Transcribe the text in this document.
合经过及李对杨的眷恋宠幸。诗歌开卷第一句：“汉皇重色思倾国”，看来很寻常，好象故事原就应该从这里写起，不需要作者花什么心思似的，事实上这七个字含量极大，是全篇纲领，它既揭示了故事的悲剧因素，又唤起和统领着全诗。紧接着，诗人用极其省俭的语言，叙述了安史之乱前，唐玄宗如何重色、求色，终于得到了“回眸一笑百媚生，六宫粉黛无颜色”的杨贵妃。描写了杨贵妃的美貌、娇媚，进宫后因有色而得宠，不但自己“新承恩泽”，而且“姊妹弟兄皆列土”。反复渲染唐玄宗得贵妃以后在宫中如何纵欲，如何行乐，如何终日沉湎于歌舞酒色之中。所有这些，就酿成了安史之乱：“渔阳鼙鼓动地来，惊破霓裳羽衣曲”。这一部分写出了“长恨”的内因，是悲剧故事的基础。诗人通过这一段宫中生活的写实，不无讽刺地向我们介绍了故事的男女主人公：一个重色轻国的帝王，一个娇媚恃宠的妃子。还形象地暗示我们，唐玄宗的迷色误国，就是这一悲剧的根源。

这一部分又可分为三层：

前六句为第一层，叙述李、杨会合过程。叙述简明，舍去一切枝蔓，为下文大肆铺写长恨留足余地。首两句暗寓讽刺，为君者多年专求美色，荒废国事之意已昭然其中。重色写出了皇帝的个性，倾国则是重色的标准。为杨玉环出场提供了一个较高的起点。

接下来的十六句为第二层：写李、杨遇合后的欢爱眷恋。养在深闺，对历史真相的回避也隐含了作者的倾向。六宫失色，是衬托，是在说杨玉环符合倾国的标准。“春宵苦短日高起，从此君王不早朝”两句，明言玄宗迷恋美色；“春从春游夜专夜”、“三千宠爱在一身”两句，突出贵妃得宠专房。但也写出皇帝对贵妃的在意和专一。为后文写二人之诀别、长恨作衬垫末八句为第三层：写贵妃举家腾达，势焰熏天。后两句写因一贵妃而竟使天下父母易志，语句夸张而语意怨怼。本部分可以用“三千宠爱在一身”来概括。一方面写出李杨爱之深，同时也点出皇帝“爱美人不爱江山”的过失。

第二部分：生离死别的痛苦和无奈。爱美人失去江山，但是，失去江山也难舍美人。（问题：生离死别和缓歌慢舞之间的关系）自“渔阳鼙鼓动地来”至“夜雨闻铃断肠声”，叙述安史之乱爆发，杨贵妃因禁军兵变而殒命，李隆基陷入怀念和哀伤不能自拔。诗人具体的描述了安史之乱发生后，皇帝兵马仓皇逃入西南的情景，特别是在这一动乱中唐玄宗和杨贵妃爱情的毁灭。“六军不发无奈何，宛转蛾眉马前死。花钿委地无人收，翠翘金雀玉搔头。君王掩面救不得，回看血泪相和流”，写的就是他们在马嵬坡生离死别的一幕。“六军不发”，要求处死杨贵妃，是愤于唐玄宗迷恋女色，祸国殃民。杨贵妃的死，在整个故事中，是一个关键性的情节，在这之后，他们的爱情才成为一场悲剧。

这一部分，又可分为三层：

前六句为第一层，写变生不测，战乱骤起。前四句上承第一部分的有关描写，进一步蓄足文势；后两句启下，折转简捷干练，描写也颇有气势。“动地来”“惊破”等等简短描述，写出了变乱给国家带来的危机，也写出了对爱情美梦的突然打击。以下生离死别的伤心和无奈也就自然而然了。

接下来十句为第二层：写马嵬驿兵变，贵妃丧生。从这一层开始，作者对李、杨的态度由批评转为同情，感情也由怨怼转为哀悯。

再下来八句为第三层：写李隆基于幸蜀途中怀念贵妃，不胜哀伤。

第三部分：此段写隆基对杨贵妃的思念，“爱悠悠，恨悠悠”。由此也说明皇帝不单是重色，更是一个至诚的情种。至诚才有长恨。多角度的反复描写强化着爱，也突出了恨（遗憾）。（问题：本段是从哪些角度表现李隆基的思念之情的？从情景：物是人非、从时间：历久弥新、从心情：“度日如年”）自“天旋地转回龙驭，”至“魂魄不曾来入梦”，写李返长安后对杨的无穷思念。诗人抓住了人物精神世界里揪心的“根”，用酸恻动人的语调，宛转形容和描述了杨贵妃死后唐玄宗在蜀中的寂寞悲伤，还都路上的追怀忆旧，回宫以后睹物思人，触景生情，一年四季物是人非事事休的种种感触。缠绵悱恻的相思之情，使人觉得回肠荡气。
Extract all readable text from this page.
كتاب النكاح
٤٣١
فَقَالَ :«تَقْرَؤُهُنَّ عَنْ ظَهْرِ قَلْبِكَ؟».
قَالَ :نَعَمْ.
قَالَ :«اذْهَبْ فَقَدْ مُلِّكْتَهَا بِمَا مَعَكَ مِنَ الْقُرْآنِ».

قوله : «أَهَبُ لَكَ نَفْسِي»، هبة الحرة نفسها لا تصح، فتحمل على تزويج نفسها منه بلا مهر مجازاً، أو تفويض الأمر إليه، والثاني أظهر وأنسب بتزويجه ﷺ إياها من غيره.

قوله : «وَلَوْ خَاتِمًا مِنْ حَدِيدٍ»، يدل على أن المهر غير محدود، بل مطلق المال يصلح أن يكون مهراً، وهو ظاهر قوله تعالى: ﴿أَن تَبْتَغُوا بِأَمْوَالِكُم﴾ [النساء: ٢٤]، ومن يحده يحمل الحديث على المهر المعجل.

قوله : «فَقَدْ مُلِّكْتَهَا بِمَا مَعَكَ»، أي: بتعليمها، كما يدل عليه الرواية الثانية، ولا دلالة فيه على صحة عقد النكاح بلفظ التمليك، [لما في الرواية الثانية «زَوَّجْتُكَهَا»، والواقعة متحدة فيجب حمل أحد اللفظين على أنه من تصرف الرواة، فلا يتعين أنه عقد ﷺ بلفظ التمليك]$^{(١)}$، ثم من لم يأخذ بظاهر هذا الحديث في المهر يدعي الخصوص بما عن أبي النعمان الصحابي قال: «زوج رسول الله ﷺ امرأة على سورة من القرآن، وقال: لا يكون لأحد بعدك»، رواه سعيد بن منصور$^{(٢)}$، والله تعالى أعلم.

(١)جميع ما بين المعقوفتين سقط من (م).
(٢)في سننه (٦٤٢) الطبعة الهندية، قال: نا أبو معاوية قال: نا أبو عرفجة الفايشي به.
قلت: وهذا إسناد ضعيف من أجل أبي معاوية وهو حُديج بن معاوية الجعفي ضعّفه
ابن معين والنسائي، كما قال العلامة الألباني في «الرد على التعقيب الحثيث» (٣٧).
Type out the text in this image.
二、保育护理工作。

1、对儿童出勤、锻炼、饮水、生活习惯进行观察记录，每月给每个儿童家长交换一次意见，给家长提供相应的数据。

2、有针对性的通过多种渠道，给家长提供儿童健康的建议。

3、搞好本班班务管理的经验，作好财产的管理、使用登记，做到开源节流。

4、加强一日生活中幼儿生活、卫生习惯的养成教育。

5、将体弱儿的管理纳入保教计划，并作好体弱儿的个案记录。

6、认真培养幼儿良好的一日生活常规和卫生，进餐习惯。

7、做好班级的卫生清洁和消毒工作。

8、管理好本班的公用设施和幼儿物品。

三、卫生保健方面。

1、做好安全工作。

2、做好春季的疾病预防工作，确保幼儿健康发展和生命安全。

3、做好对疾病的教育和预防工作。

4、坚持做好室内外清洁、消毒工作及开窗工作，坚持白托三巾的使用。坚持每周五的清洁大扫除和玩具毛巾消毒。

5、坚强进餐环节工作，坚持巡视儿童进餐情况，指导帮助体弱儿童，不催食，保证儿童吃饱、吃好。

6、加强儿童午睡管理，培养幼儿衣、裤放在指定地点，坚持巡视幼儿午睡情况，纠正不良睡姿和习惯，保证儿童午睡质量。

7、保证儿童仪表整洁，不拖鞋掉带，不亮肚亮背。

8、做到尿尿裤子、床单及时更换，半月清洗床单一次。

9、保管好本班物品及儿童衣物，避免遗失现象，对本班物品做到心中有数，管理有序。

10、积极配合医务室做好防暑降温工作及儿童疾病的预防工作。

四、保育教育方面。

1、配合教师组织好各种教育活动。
------------------------------------------------
In the records above, find the lines containing "前六句为第一层" and copy them.

• [Task response]:
前六句为第一层，叙述李、杨会合过程。叙述简明，舍去一切枝蔓，为下文大肆铺写长恨留足余地。首两句暗寓讽刺，为君者多年专求美色，荒废国事之意已昭然其中。重色写出了皇帝的个性，倾国则是重色的标准。为杨玉环出场提供了一个较高的起点。
前六句为第一层，写变生不测，战乱骤起。前四句上承第一部分的有关描写，进一步蓄足文势；后两句启下，折转简捷干练，描写也颇有气势。“动地来”“惊破”等等简短描述，写出了变乱给国家带来的危机，也写出了对爱情美梦的突然打击。以下生离死别的伤心和无奈也就自然而然了。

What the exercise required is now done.